**Aim of the task:** The listing below should be copied in full, word for word.

**Data rows:**
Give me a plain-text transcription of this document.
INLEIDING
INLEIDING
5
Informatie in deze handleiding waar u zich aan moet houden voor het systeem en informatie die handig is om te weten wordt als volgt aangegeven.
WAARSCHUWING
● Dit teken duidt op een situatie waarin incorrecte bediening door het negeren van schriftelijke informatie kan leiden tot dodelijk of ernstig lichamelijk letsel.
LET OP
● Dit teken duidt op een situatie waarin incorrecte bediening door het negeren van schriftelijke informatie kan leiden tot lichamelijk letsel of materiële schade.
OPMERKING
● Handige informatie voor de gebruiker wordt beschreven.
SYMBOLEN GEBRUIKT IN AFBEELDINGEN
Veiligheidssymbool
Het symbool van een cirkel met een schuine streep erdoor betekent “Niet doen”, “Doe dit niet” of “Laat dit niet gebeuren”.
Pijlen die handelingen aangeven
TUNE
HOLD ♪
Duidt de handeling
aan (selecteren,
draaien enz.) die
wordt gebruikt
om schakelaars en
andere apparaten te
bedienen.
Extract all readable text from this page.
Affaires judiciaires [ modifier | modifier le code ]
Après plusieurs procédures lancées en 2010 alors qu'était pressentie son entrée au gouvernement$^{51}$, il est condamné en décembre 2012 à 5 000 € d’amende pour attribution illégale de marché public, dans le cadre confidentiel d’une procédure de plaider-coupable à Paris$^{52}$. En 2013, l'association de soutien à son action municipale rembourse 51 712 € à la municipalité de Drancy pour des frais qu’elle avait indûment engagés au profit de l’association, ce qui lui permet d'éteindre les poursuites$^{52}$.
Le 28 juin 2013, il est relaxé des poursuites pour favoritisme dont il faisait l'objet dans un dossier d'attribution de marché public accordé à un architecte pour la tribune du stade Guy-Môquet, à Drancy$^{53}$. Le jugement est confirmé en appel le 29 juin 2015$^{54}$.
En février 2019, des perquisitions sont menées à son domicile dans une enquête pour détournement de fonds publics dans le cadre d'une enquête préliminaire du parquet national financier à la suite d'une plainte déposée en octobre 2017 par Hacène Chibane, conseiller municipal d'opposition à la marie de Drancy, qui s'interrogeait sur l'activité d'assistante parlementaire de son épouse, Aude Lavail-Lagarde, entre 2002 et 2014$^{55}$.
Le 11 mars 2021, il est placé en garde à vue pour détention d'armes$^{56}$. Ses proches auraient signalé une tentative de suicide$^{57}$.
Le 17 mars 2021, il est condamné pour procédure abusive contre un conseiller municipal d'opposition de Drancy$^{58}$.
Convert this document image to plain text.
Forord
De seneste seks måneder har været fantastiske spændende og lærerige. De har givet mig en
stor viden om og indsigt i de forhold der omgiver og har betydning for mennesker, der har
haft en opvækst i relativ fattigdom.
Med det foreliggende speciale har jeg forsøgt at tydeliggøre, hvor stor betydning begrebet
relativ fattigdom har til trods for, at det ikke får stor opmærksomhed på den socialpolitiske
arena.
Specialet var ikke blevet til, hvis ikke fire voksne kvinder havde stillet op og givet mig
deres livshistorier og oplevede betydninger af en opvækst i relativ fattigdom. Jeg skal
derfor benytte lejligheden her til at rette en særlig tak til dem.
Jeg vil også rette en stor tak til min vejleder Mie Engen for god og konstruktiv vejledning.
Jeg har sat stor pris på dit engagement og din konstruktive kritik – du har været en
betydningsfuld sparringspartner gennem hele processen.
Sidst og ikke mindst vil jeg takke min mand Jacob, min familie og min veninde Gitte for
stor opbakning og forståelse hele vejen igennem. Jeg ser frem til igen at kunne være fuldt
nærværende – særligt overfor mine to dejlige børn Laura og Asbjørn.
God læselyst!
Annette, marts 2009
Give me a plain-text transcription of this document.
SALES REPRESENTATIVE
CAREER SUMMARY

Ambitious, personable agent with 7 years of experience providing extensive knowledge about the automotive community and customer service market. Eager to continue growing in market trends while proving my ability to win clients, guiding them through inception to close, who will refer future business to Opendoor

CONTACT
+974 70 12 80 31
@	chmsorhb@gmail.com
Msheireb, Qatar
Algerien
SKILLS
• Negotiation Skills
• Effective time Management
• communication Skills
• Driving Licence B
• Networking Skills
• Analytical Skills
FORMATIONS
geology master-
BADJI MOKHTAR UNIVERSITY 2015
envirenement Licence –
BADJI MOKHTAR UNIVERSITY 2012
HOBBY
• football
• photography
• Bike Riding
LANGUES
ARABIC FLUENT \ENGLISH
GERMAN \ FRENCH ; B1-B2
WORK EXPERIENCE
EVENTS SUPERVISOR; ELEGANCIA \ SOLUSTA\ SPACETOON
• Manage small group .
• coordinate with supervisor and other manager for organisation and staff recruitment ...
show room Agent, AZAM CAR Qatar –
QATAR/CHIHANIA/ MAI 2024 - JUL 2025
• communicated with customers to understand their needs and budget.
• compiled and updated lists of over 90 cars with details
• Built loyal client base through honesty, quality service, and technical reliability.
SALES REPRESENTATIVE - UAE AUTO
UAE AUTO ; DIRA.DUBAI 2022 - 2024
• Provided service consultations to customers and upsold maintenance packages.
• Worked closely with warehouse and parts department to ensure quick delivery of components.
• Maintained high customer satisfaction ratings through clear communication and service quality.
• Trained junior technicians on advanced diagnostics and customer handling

**Solution to this exercise:**
Give me a plain-text transcription of this document.
INLEIDING
INLEIDING
5
Informatie in deze handleiding waar u zich aan moet houden voor het systeem en informatie die handig is om te weten wordt als volgt aangegeven.
WAARSCHUWING
● Dit teken duidt op een situatie waarin incorrecte bediening door het negeren van schriftelijke informatie kan leiden tot dodelijk of ernstig lichamelijk letsel.
LET OP
● Dit teken duidt op een situatie waarin incorrecte bediening door het negeren van schriftelijke informatie kan leiden tot lichamelijk letsel of materiële schade.
OPMERKING
● Handige informatie voor de gebruiker wordt beschreven.
SYMBOLEN GEBRUIKT IN AFBEELDINGEN
Veiligheidssymbool
Het symbool van een cirkel met een schuine streep erdoor betekent “Niet doen”, “Doe dit niet” of “Laat dit niet gebeuren”.
Pijlen die handelingen aangeven
TUNE
HOLD ♪
Duidt de handeling
aan (selecteren,
draaien enz.) die
wordt gebruikt
om schakelaars en
andere apparaten te
bedienen.
Extract all readable text from this page.
Affaires judiciaires [ modifier | modifier le code ]
Après plusieurs procédures lancées en 2010 alors qu'était pressentie son entrée au gouvernement$^{51}$, il est condamné en décembre 2012 à 5 000 € d’amende pour attribution illégale de marché public, dans le cadre confidentiel d’une procédure de plaider-coupable à Paris$^{52}$. En 2013, l'association de soutien à son action municipale rembourse 51 712 € à la municipalité de Drancy pour des frais qu’elle avait indûment engagés au profit de l’association, ce qui lui permet d'éteindre les poursuites$^{52}$.
Le 28 juin 2013, il est relaxé des poursuites pour favoritisme dont il faisait l'objet dans un dossier d'attribution de marché public accordé à un architecte pour la tribune du stade Guy-Môquet, à Drancy$^{53}$. Le jugement est confirmé en appel le 29 juin 2015$^{54}$.
En février 2019, des perquisitions sont menées à son domicile dans une enquête pour détournement de fonds publics dans le cadre d'une enquête préliminaire du parquet national financier à la suite d'une plainte déposée en octobre 2017 par Hacène Chibane, conseiller municipal d'opposition à la marie de Drancy, qui s'interrogeait sur l'activité d'assistante parlementaire de son épouse, Aude Lavail-Lagarde, entre 2002 et 2014$^{55}$.
Le 11 mars 2021, il est placé en garde à vue pour détention d'armes$^{56}$. Ses proches auraient signalé une tentative de suicide$^{57}$.
Le 17 mars 2021, il est condamné pour procédure abusive contre un conseiller municipal d'opposition de Drancy$^{58}$.
Convert this document image to plain text.
Forord
De seneste seks måneder har været fantastiske spændende og lærerige. De har givet mig en
stor viden om og indsigt i de forhold der omgiver og har betydning for mennesker, der har
haft en opvækst i relativ fattigdom.
Med det foreliggende speciale har jeg forsøgt at tydeliggøre, hvor stor betydning begrebet
relativ fattigdom har til trods for, at det ikke får stor opmærksomhed på den socialpolitiske
arena.
Specialet var ikke blevet til, hvis ikke fire voksne kvinder havde stillet op og givet mig
deres livshistorier og oplevede betydninger af en opvækst i relativ fattigdom. Jeg skal
derfor benytte lejligheden her til at rette en særlig tak til dem.
Jeg vil også rette en stor tak til min vejleder Mie Engen for god og konstruktiv vejledning.
Jeg har sat stor pris på dit engagement og din konstruktive kritik – du har været en
betydningsfuld sparringspartner gennem hele processen.
Sidst og ikke mindst vil jeg takke min mand Jacob, min familie og min veninde Gitte for
stor opbakning og forståelse hele vejen igennem. Jeg ser frem til igen at kunne være fuldt
nærværende – særligt overfor mine to dejlige børn Laura og Asbjørn.
God læselyst!
Annette, marts 2009
Give me a plain-text transcription of this document.
SALES REPRESENTATIVE
CAREER SUMMARY

Ambitious, personable agent with 7 years of experience providing extensive knowledge about the automotive community and customer service market. Eager to continue growing in market trends while proving my ability to win clients, guiding them through inception to close, who will refer future business to Opendoor

CONTACT
+974 70 12 80 31
@	chmsorhb@gmail.com
Msheireb, Qatar
Algerien
SKILLS
• Negotiation Skills
• Effective time Management
• communication Skills
• Driving Licence B
• Networking Skills
• Analytical Skills
FORMATIONS
geology master-
BADJI MOKHTAR UNIVERSITY 2015
envirenement Licence –
BADJI MOKHTAR UNIVERSITY 2012
HOBBY
• football
• photography
• Bike Riding
LANGUES
ARABIC FLUENT \ENGLISH
GERMAN \ FRENCH ; B1-B2
WORK EXPERIENCE
EVENTS SUPERVISOR; ELEGANCIA \ SOLUSTA\ SPACETOON
• Manage small group .
• coordinate with supervisor and other manager for organisation and staff recruitment ...
show room Agent, AZAM CAR Qatar –
QATAR/CHIHANIA/ MAI 2024 - JUL 2025
• communicated with customers to understand their needs and budget.
• compiled and updated lists of over 90 cars with details
• Built loyal client base through honesty, quality service, and technical reliability.
SALES REPRESENTATIVE - UAE AUTO
UAE AUTO ; DIRA.DUBAI 2022 - 2024
• Provided service consultations to customers and upsold maintenance packages.
• Worked closely with warehouse and parts department to ensure quick delivery of components.
• Maintained high customer satisfaction ratings through clear communication and service quality.
• Trained junior technicians on advanced diagnostics and customer handling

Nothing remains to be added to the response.